* [Data section]

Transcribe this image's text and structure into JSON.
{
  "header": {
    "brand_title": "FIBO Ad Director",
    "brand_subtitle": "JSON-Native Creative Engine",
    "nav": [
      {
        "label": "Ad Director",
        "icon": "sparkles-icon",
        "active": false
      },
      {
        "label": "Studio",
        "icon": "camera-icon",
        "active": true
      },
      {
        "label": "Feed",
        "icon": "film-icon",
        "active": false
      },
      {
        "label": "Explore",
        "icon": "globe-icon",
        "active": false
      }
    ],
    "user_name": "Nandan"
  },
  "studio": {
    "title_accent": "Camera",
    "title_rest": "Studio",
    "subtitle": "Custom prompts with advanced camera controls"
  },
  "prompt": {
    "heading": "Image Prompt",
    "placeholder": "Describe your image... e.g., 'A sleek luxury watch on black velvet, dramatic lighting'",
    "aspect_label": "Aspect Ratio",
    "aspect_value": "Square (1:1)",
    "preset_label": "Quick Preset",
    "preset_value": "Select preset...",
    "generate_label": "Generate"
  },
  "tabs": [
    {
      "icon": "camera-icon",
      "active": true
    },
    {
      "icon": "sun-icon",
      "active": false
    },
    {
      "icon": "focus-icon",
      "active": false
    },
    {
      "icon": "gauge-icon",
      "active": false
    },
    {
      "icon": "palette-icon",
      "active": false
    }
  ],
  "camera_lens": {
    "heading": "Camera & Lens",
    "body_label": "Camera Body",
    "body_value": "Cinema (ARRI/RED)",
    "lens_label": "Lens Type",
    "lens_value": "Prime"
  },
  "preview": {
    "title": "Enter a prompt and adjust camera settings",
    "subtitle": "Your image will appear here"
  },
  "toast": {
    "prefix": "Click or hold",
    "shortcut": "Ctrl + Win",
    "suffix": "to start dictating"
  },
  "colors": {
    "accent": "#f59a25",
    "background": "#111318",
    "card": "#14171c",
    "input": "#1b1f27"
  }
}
---
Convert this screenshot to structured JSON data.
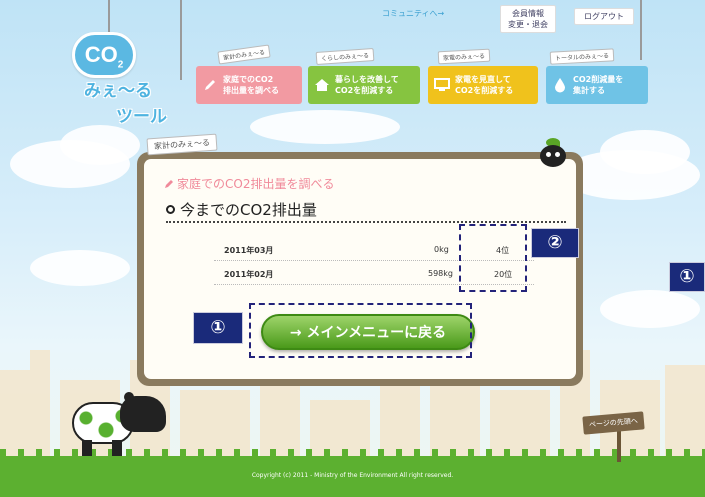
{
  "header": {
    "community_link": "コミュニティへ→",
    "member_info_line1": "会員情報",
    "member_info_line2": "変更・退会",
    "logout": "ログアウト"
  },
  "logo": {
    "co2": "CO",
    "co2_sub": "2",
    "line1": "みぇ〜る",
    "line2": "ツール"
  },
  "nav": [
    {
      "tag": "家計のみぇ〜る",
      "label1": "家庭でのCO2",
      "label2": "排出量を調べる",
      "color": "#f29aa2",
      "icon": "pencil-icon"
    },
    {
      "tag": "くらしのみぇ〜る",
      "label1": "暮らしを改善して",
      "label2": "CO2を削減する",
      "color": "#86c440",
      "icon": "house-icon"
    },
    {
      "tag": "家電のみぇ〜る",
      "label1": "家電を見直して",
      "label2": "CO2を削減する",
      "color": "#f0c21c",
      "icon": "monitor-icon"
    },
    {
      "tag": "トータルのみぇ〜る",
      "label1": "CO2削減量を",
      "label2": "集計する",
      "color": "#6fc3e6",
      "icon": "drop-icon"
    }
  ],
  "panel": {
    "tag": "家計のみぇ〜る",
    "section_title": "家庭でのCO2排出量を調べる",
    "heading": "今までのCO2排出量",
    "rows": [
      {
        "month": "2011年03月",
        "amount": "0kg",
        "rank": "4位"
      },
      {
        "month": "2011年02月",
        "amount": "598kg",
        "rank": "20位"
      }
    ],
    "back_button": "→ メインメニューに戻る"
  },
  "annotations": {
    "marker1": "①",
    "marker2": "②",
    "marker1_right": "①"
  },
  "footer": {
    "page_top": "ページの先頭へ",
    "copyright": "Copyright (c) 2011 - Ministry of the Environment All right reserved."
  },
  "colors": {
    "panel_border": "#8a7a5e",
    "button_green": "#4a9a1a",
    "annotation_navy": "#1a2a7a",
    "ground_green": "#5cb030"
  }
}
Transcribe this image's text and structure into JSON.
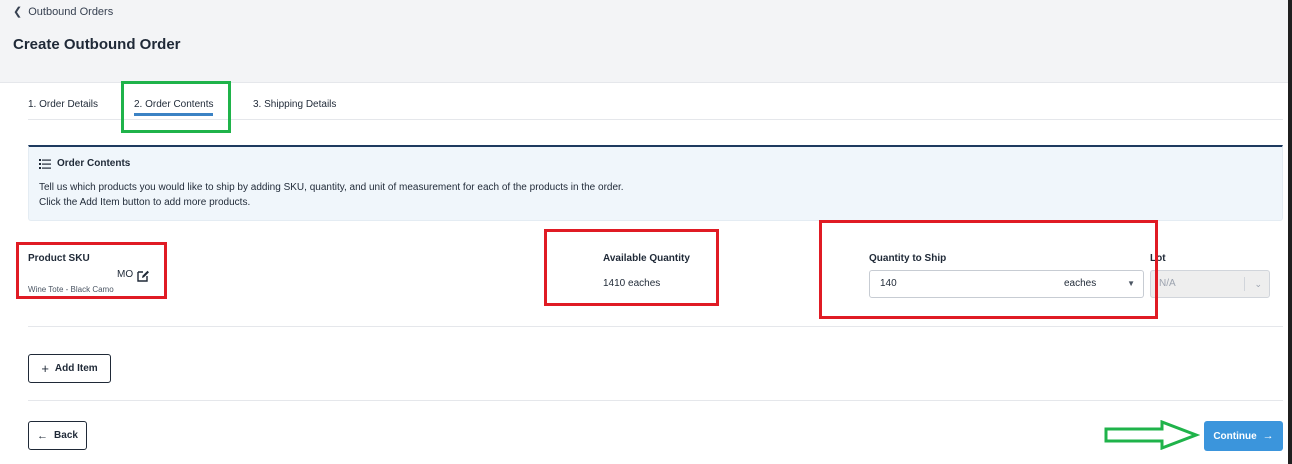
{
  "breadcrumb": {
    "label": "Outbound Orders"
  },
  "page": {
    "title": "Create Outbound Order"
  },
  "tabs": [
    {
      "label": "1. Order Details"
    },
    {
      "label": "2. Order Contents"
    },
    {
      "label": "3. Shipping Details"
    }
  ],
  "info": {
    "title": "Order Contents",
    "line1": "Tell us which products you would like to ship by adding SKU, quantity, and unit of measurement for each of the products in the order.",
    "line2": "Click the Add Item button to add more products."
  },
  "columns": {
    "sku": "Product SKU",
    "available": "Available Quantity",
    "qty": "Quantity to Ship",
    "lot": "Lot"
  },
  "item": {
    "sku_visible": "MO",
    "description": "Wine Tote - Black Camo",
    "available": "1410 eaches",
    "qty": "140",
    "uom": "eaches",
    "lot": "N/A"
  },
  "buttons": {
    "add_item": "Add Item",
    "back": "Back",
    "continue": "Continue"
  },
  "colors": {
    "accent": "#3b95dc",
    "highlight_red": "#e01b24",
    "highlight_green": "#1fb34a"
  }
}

* [Aim]
Go through the listing above and pull out each line containing the word "products".

* [Exercise output]
    "line1": "Tell us which products you would like to ship by adding SKU, quantity, and unit of measurement for each of the products in the order.",
    "line2": "Click the Add Item button to add more products."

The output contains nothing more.